◆ Aim:
Filter the records below down to lines containing "化学试剂".

************

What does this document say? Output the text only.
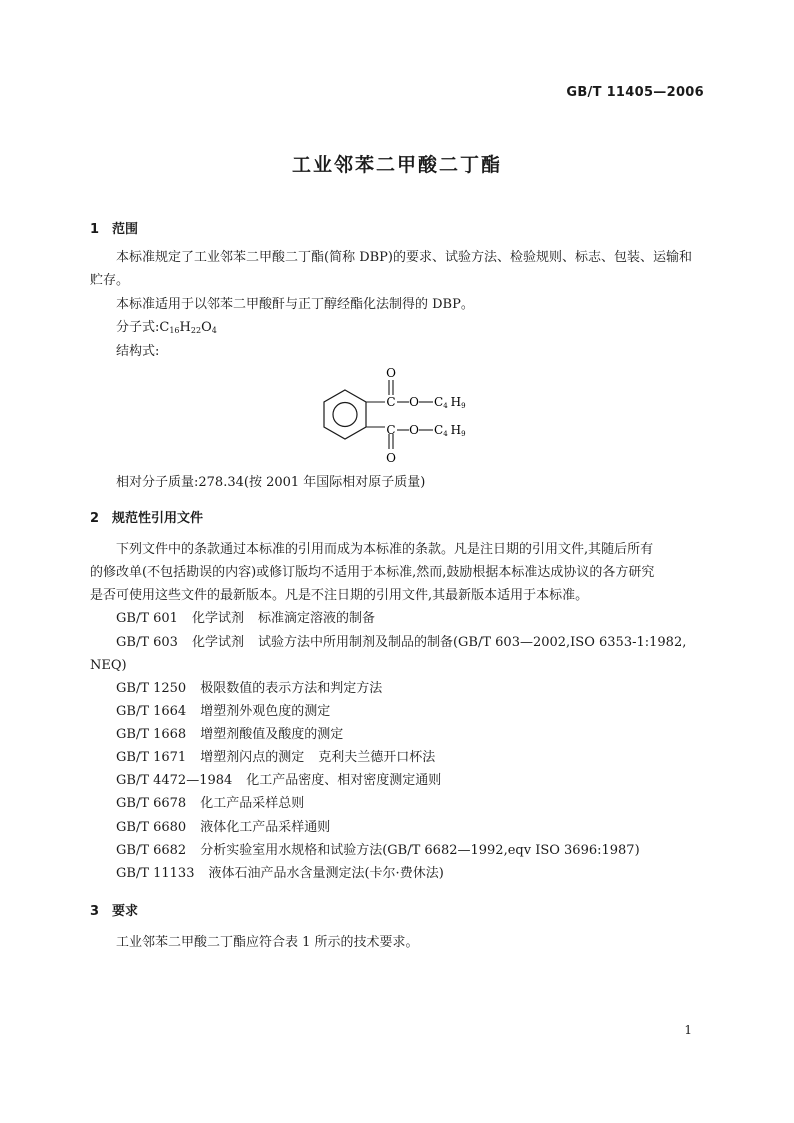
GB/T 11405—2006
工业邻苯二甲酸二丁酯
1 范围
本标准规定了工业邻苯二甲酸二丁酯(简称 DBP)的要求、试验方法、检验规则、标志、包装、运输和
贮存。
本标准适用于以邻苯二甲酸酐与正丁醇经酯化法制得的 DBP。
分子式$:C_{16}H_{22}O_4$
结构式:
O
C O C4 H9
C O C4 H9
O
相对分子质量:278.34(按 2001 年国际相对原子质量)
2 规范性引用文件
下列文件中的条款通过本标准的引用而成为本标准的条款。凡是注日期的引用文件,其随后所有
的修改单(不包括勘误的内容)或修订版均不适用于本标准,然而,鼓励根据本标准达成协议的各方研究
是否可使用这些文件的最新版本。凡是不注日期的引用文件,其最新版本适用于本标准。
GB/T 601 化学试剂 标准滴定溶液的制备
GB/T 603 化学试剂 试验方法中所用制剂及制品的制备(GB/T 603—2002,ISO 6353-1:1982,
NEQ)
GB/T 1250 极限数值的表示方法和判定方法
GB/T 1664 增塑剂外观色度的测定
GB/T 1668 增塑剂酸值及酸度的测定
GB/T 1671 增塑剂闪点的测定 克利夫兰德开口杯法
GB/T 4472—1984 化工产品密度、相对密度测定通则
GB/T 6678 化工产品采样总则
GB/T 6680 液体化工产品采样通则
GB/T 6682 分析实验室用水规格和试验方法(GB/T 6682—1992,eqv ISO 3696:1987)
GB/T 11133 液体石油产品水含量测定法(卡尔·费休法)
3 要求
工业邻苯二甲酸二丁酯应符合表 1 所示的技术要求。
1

************

◆ Task result:
GB/T 601 化学试剂 标准滴定溶液的制备
GB/T 603 化学试剂 试验方法中所用制剂及制品的制备(GB/T 603—2002,ISO 6353-1:1982,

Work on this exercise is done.